Collected data entries:

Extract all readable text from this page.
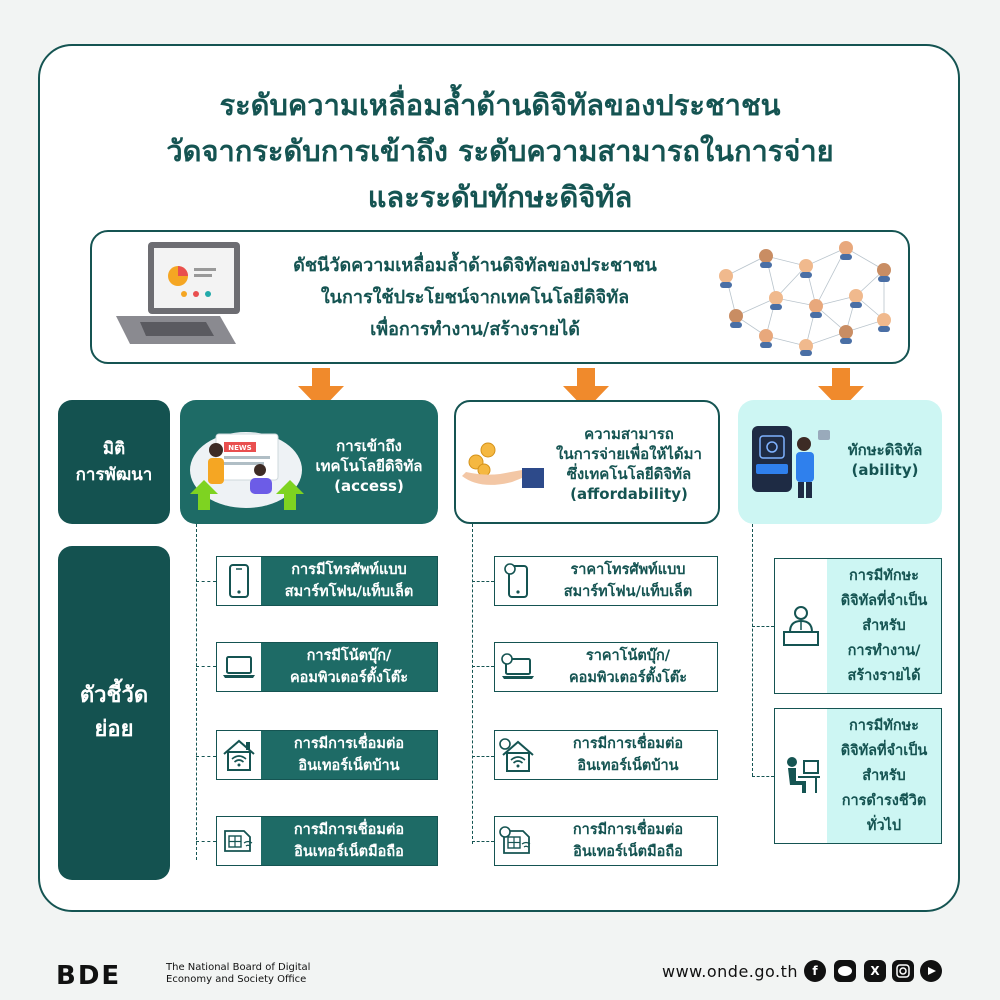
ระดับความเหลื่อมล้ำด้านดิจิทัลของประชาชน
วัดจากระดับการเข้าถึง ระดับความสามารถในการจ่าย
และระดับทักษะดิจิทัล
ดัชนีวัดความเหลื่อมล้ำด้านดิจิทัลของประชาชน
ในการใช้ประโยชน์จากเทคโนโลยีดิจิทัล
เพื่อการทำงาน/สร้างรายได้
มิติ
การพัฒนา
ตัวชี้วัด
ย่อย
NEWS	การเข้าถึง
เทคโนโลยีดิจิทัล
(access)
ความสามารถ
ในการจ่ายเพื่อให้ได้มา
ซึ่งเทคโนโลยีดิจิทัล
(affordability)
ทักษะดิจิทัล
(ability)
การมีโทรศัพท์แบบ
สมาร์ทโฟน/แท็บเล็ต
การมีโน้ตบุ๊ก/
คอมพิวเตอร์ตั้งโต๊ะ
การมีการเชื่อมต่อ
อินเทอร์เน็ตบ้าน
การมีการเชื่อมต่อ
อินเทอร์เน็ตมือถือ
ราคาโทรศัพท์แบบ
สมาร์ทโฟน/แท็บเล็ต
ราคาโน้ตบุ๊ก/
คอมพิวเตอร์ตั้งโต๊ะ
การมีการเชื่อมต่อ
อินเทอร์เน็ตบ้าน
การมีการเชื่อมต่อ
อินเทอร์เน็ตมือถือ
การมีทักษะ
ดิจิทัลที่จำเป็น
สำหรับ
การทำงาน/
สร้างรายได้
การมีทักษะ
ดิจิทัลที่จำเป็น
สำหรับ
การดำรงชีวิต
ทั่วไป
BDE	The National Board of Digital
Economy and Society Office	www.onde.go.th	f	X
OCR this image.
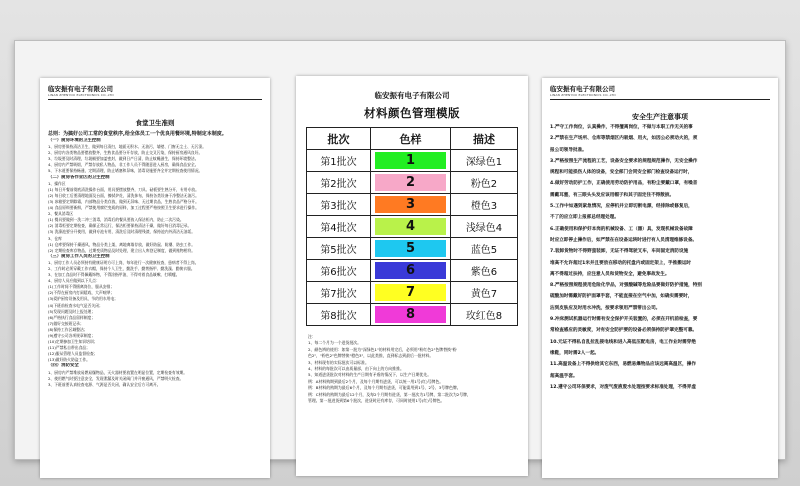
临安振有电子有限公司
LINAN ZHENYOU ELECTRONICS CO.,LTD
食堂卫生准则
总则：为搞好公司工常的食堂秩序,给全体员工一个优良用餐环境,特制定本制度。
（一）厨房环境的卫生控制
1、厨房要保持清洁卫生，做到每日清扫，地面无积水、无油污，墙壁、门窗无尘土、无污渍。
2、厨房内各类物品要摆放整齐，生熟食品要分开存放，防止交叉污染，保持厨房通风良好。
3、垃圾要及时清理，垃圾桶要加盖密封，做到日产日清，防止蚊蝇滋生，保持环境整洁。
4、厨房内严禁吸烟，严禁存放私人物品，非工作人员不得随意进入厨房，确保食品安全。
5、下水道要保持畅通，定期清理，防止堵塞和异味，消毒设施要齐全并定期检查使用情况。
（二）厨房各作业区的卫生控制
1、操作区
(1) 每日开餐前彻底清洗操作台面，用具要摆放整齐，刀具、砧板要生熟分开，专用专放。
(2) 每日收工后要清理地面及台面，擦拭炉灶，清洗抹布，保持各类设备干净整洁无油污。
(3) 冰箱要定期除霜，内部物品分类存放，做到无异味、无过期食品，生熟食品严格分开。
(4) 食品原料要新鲜，严禁使用腐烂变质的原料，加工过程要严格按照卫生要求进行操作。
2、餐具消毒区
(1) 餐具要做到一洗二冲三消毒，消毒后的餐具要放入保洁柜内，防止二次污染。
(2) 消毒柜要定期检查，确保正常运行，保洁柜要保持清洁干燥，做好每日消毒记录。
(3) 洗涤池要分开使用，做到专池专用，清洗后及时清理残渣，保持池内外清洁无油垢。
3、仓库
(1) 仓库要保持干燥通风，物品分类上架，离地离墙存放，做好防鼠、防潮、防虫工作。
(2) 定期检查库存物品，过期变质物品及时处理，建立出入库登记制度，做到账物相符。
（三）厨房工作人员的卫生控制
1、厨房工作人员必须持有健康证明方可上岗，每年进行一次健康检查，患病者不得上岗。
2、工作时必须穿戴工作衣帽，保持个人卫生，勤洗手、勤剪指甲、勤洗澡、勤换衣服。
3、在加工食品时不得佩戴饰物，不得涂指甲油，不得对着食品咳嗽、打喷嚏。
4、厨房人员应做到以下几点：
(1)工作时间不得擅离岗位，服从安排；
(2)不得在厨房内打闹嬉戏，大声喧哗；
(3)爱护厨房设备及用具，节约用水用电；
(4)下班前检查水电气是否关闭；
(5)发现问题及时上报处理；
(6)严格执行食品留样制度；
(7)做好交接班记录；
(8)保持工作区域整洁；
(9)遵守公司各项规章制度；
(10)定期参加卫生知识培训；
(11)严禁私自带出食品；
(12)服从管理人员监督检查；
(13)做好防火防盗工作。
（四）消防安全
1、厨房内严禁堆放易燃易爆物品，灭火器材要放置在明显位置，定期检查有效期。
2、使用燃气时要注意安全，发现泄漏及时关闭阀门并开窗通风，严禁明火检查。
3、下班前要认真检查电源、气源是否关闭，确认安全后方可离开。
临安振有电子有限公司
材料颜色管理模版
批次	色样	描述
第1批次	1	深绿色1
第2批次	2	粉色2
第3批次	3	橙色3
第4批次	4	浅绿色4
第5批次	5	蓝色5
第6批次	6	紫色6
第7批次	7	黄色7
第8批次	8	玫红色8
注：
1、每二个月为一个进货批次。
2、颜色辨的使用：如第一批为"深绿色1"的材料用完后，必须用"粉红色2"色牌替换"粉
色2"，"粉色2"色牌替换"橙色3"，以此类推，直到标志到最后一批材料。
3、材料现有的实际批次可以标准。
4、材料的每批次可以由质量部，由下向上的方向推推。
5、知道进货批次对材料的生产日期有矛盾的情况下，以生产日期优先。
例：A材料购期到最后2个月，及每个月期有进货，可以统一用1号(红)号牌色。
例：B材料的购期为最后6个月，及每个月期有进货，可能需用到1号、2号、3号牌色牌。
例：C材料的购期为最后12个月，及每2个月期有进货，第一批次为1号牌，第二批次为2号牌，
管理。第一批进货到第6个批次，进货时还有库存，可同时使用1号(红)号牌色。
临安振有电子有限公司
LINAN ZHENYOU ELECTRONICS CO.,LTD
安全生产注意事项
1.严守工作岗位，认真操作，不得擅离岗位，不做与本职工作无关的事
2.严禁在生产场所、仓库等禁烟区内吸烟、用火，如因公必须动火的，须
报公司领导批准。
3.严格按照生产流程的工艺，设备安全要求的规程规范操作，无安全操作
规程和可能损伤人体的设备，安全部门会同安全部门检查设备运行时，
4.做好劳动防护工作，正确使用劳动防护用品，有粉尘要戴口罩，有噪音
需戴耳塞，有三眼头头发应该用帽子和其子固定住不得散披。
5.工作中如遇到紧急情况，应停机并立即切断电源，经排除或修复后，
不了的应立即上报部总经理处理。
6.正确使用和保护好本岗的机械设备、工（器）具，发现机械设备故障
时应立即停止操作后，如严禁在在设备运转时进行有人员清理维修设备。
7.装卸货物时不得野蛮装卸，无证不得驾驶叉车，车间固定消防设施
堆高不允许超过1米并且要放在移动的托盘内或固定架上，手推搬运时
离不得超过扶持，应注意人员和货物安全，避免事故发生。
8.严格按照规程使用危险化学品，对强酸碱等危险品要做好防护措施，特别
硫酸加时需戴好防护面罩手套，不能直接在空气中加，如确实需要时，
沾到皮肤应及时用水冲洗，按要求领用严禁带出公司。
9.冲床测试机器运行时需有安全保护开关装置的，必须在开机前检查，要
常检查感应的灵敏度，对有安全防护要的设备必须保持防护罩完整可靠。
10.元证不得私自乱拉乱接电线和进入高低压配电房，电工作业时需穿绝
缘鞋，同时需2人一起。
11.高温设备上不得供给其它东西，易燃易爆物品应该远离高温区，操作
超高温手套。
12.遵守公司环保要求，对废气废液废水处理按要求标准处理，不得弄虚
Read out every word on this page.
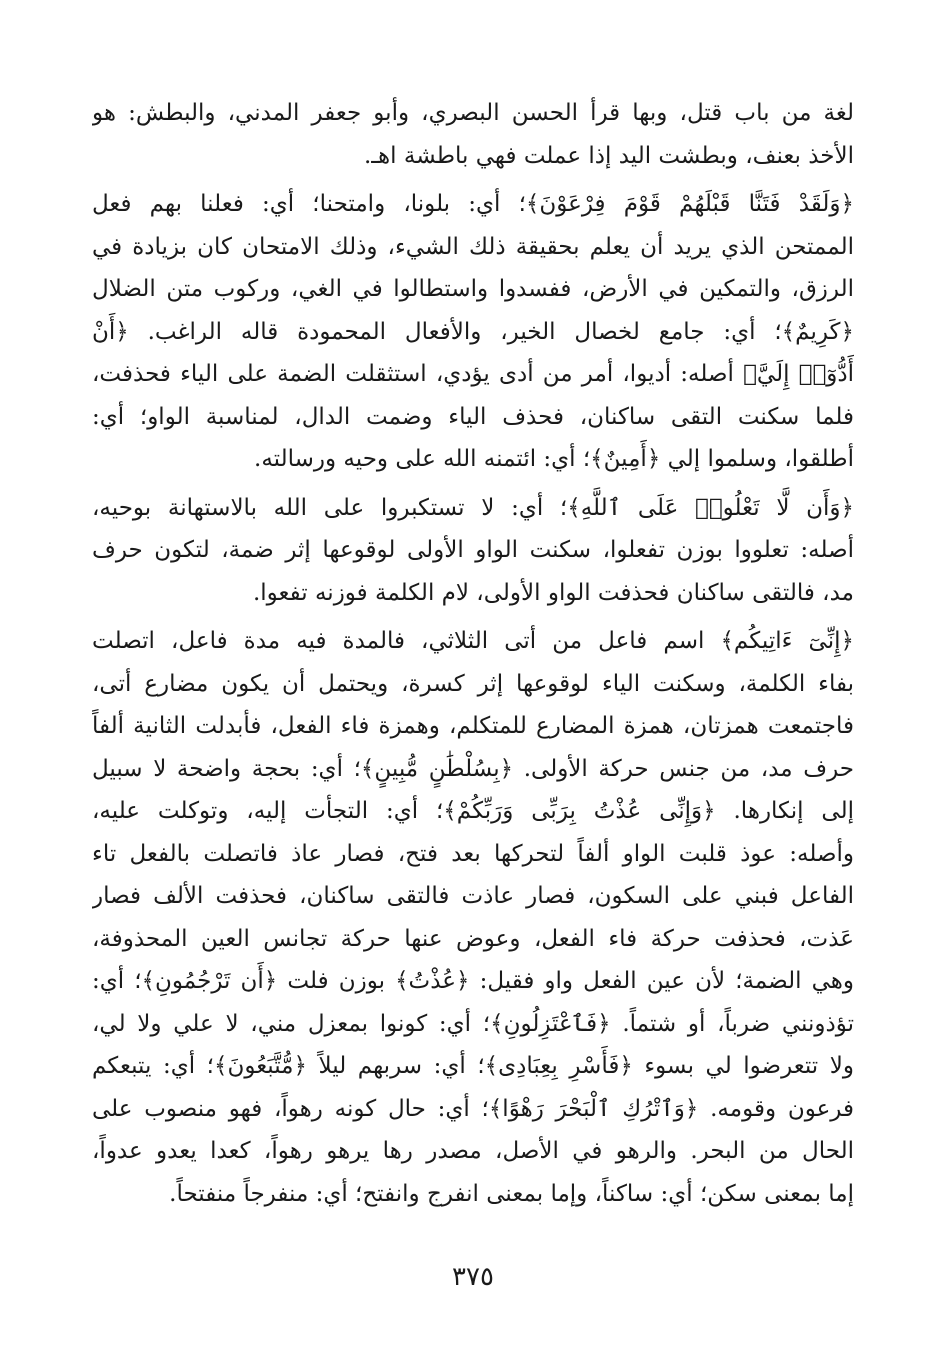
لغة من باب قتل، وبها قرأ الحسن البصري، وأبو جعفر المدني، والبطش: هو
الأخذ بعنف، وبطشت اليد إذا عملت فهي باطشة اهـ.
﴿وَلَقَدْ فَتَنَّا قَبْلَهُمْ قَوْمَ فِرْعَوْنَ﴾؛ أي: بلونا، وامتحنا؛ أي: فعلنا بهم فعل
الممتحن الذي يريد أن يعلم بحقيقة ذلك الشيء، وذلك الامتحان كان بزيادة في
الرزق، والتمكين في الأرض، ففسدوا واستطالوا في الغي، وركوب متن الضلال
﴿كَرِيمٌ﴾؛ أي: جامع لخصال الخير، والأفعال المحمودة قاله الراغب. ﴿أَنْ
أَدُّوٓا۟ إِلَيَّ﴾ أصله: أديوا، أمر من أدى يؤدي، استثقلت الضمة على الياء فحذفت،
فلما سكنت التقى ساكنان، فحذف الياء وضمت الدال، لمناسبة الواو؛ أي:
أطلقوا، وسلموا إلي ﴿أَمِينٌ﴾؛ أي: ائتمنه الله على وحيه ورسالته.
﴿وَأَن لَّا تَعْلُوا۟ عَلَى ٱللَّهِ﴾؛ أي: لا تستكبروا على الله بالاستهانة بوحيه،
أصله: تعلووا بوزن تفعلوا، سكنت الواو الأولى لوقوعها إثر ضمة، لتكون حرف
مد، فالتقى ساكنان فحذفت الواو الأولى، لام الكلمة فوزنه تفعوا.
﴿إِنِّىٓ ءَاتِيكُم﴾ اسم فاعل من أتى الثلاثي، فالمدة فيه مدة فاعل، اتصلت
بفاء الكلمة، وسكنت الياء لوقوعها إثر كسرة، ويحتمل أن يكون مضارع أتى،
فاجتمعت همزتان، همزة المضارع للمتكلم، وهمزة فاء الفعل، فأبدلت الثانية ألفاً
حرف مد، من جنس حركة الأولى. ﴿بِسُلْطَٰنٍ مُّبِينٍ﴾؛ أي: بحجة واضحة لا سبيل
إلى إنكارها. ﴿وَإِنِّى عُذْتُ بِرَبِّى وَرَبِّكُمْ﴾؛ أي: التجأت إليه، وتوكلت عليه،
وأصله: عوذ قلبت الواو ألفاً لتحركها بعد فتح، فصار عاذ فاتصلت بالفعل تاء
الفاعل فبني على السكون، فصار عاذت فالتقى ساكنان، فحذفت الألف فصار
عَذت، فحذفت حركة فاء الفعل، وعوض عنها حركة تجانس العين المحذوفة،
وهي الضمة؛ لأن عين الفعل واو فقيل: ﴿عُذْتُ﴾ بوزن فلت ﴿أَن تَرْجُمُونِ﴾؛ أي:
تؤذونني ضرباً، أو شتماً. ﴿فَٱعْتَزِلُونِ﴾؛ أي: كونوا بمعزل مني، لا علي ولا لي،
ولا تتعرضوا لي بسوء ﴿فَأَسْرِ بِعِبَادِى﴾؛ أي: سربهم ليلاً ﴿مُّتَّبَعُونَ﴾؛ أي: يتبعكم
فرعون وقومه. ﴿وَٱتْرُكِ ٱلْبَحْرَ رَهْوًا﴾؛ أي: حال كونه رهواً، فهو منصوب على
الحال من البحر. والرهو في الأصل، مصدر رها يرهو رهواً، كعدا يعدو عدواً،
إما بمعنى سكن؛ أي: ساكناً، وإما بمعنى انفرج وانفتح؛ أي: منفرجاً منفتحاً.
٣٧٥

§ **Work to complete**: Copy each line containing the word "الأولى" from the data.

§ **Reply**:
أصله: تعلووا بوزن تفعلوا، سكنت الواو الأولى لوقوعها إثر ضمة، لتكون حرف
مد، فالتقى ساكنان فحذفت الواو الأولى، لام الكلمة فوزنه تفعوا.
حرف مد، من جنس حركة الأولى. ﴿بِسُلْطَٰنٍ مُّبِينٍ﴾؛ أي: بحجة واضحة لا سبيل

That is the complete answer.